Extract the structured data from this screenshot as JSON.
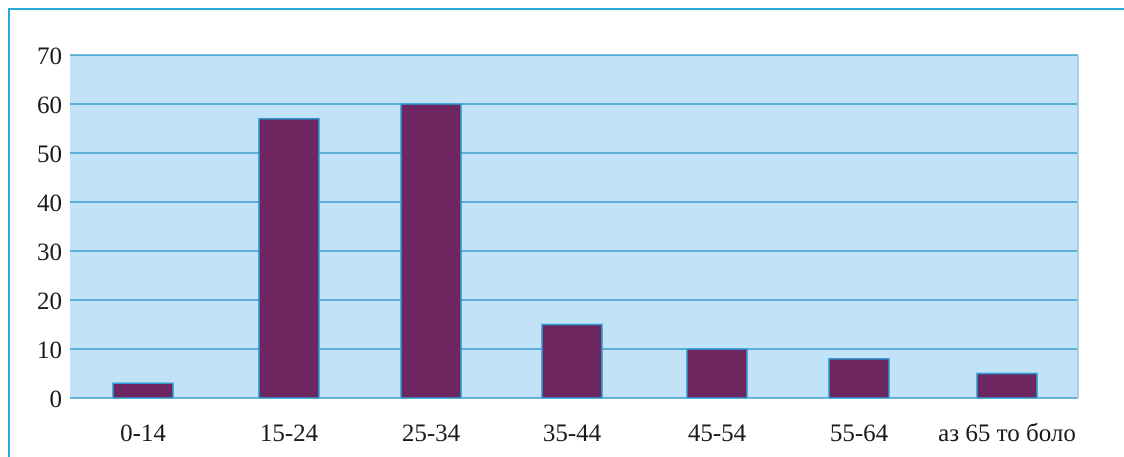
{
  "chart_data": {
    "type": "bar",
    "categories": [
      "0-14",
      "15-24",
      "25-34",
      "35-44",
      "45-54",
      "55-64",
      "аз 65 то боло"
    ],
    "values": [
      3,
      57,
      60,
      15,
      10,
      8,
      5
    ],
    "title": "",
    "xlabel": "",
    "ylabel": "",
    "ylim": [
      0,
      70
    ],
    "yticks": [
      "0",
      "10",
      "20",
      "30",
      "40",
      "50",
      "60",
      "70"
    ],
    "grid": true,
    "legend": "none",
    "colors": {
      "bar": "#6d2660",
      "bar_edge": "#2b9bd4",
      "plot_bg": "#c1e2f7",
      "grid": "#1f8fc8",
      "frame": "#27a9d9"
    }
  }
}
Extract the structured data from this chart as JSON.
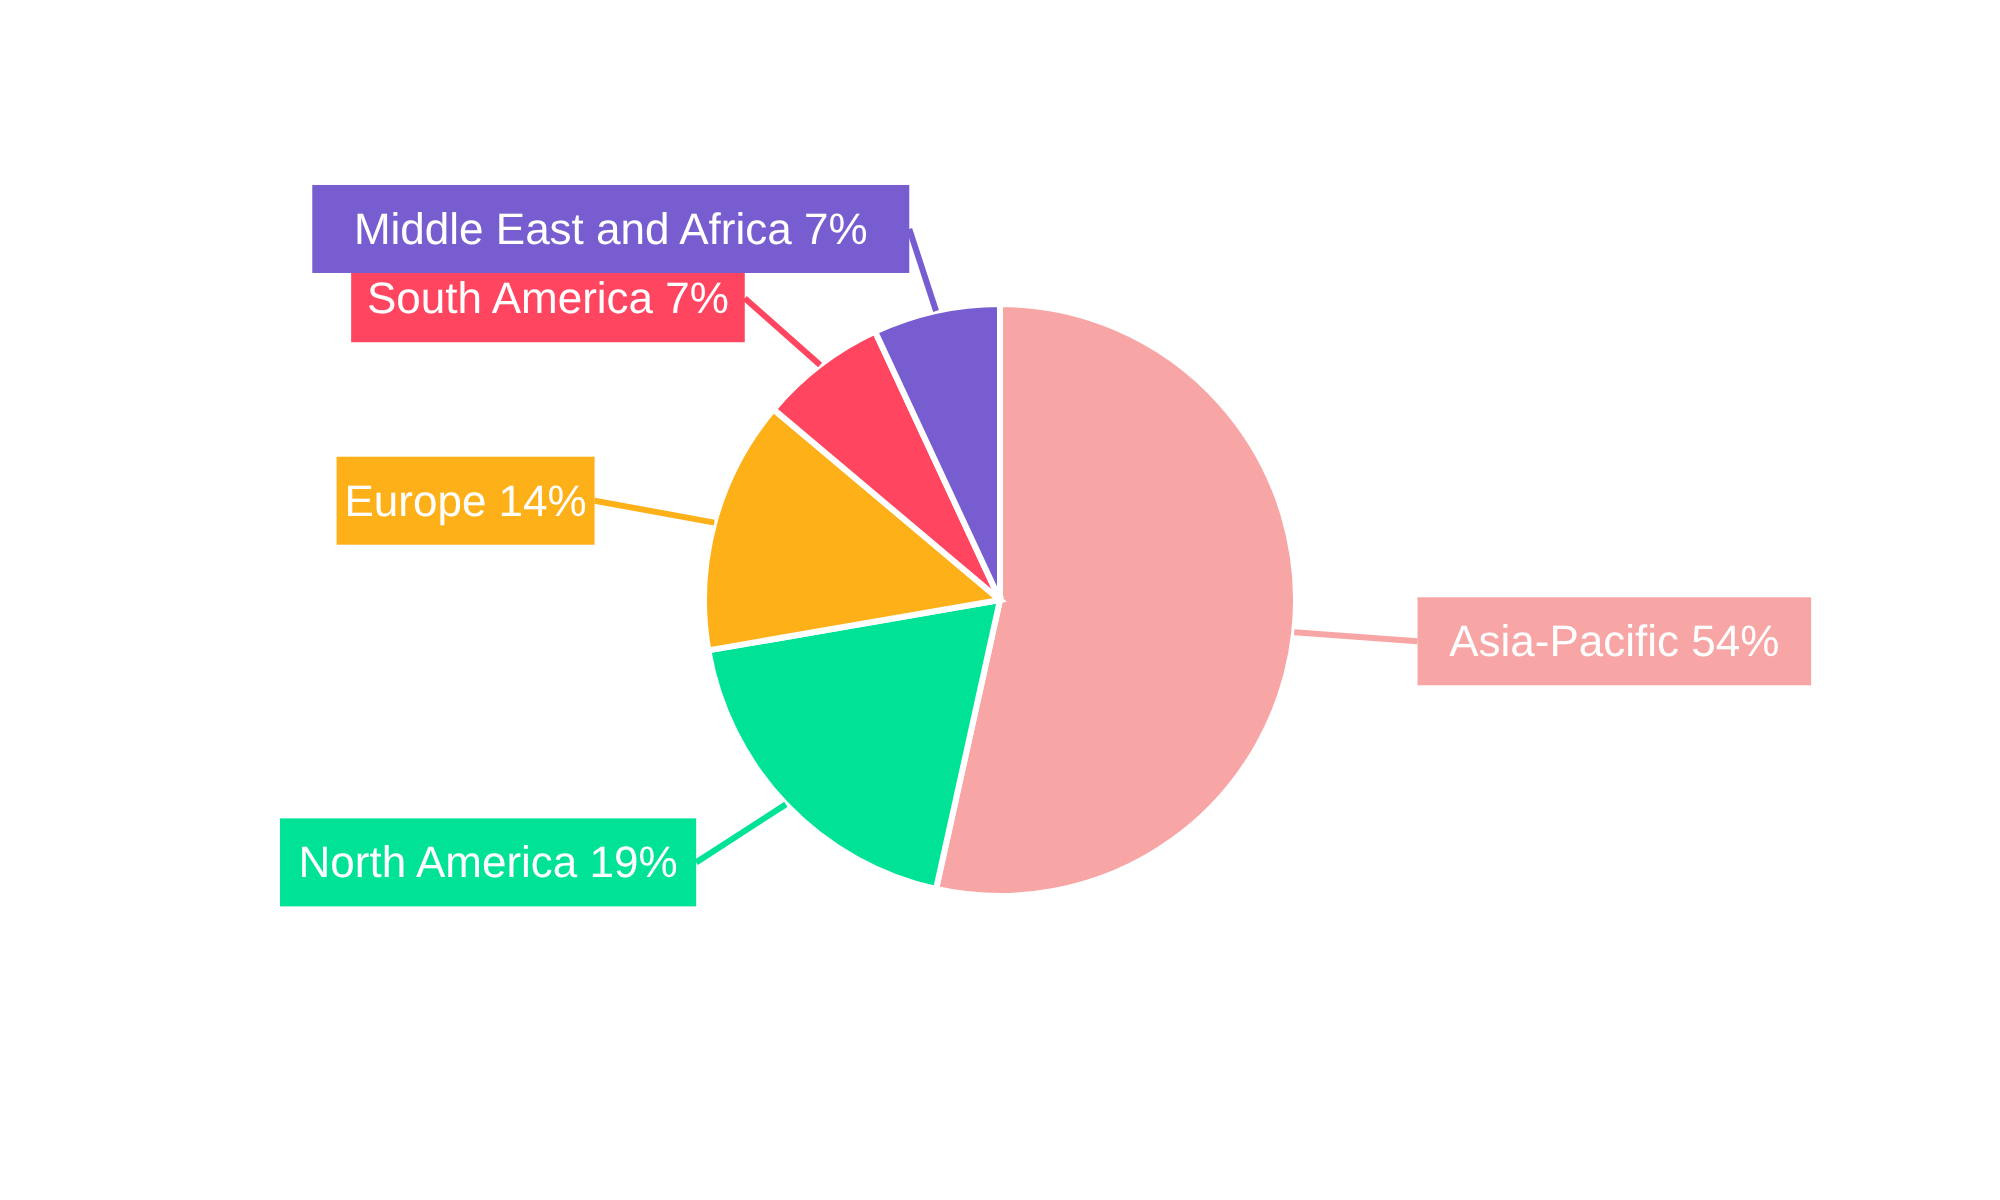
{
  "chart_data": {
    "type": "pie",
    "categories": [
      "Asia-Pacific",
      "North America",
      "Europe",
      "South America",
      "Middle East and Africa"
    ],
    "values": [
      54,
      19,
      14,
      7,
      7
    ],
    "colors": [
      "#f8a5a6",
      "#00e396",
      "#feb019",
      "#ff4560",
      "#775dd0"
    ],
    "value_labels": [
      "54%",
      "19%",
      "14%",
      "7%",
      "7%"
    ],
    "legend": false
  }
}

▬▬▬▬▬▬

== YOUR INSTRUCTIONS ==
Make a copy of each line that contains the string "JSON".

== RESULT ==
Extract the structured data from this screenshot as JSON.
Extract the structured data from this chart as JSON.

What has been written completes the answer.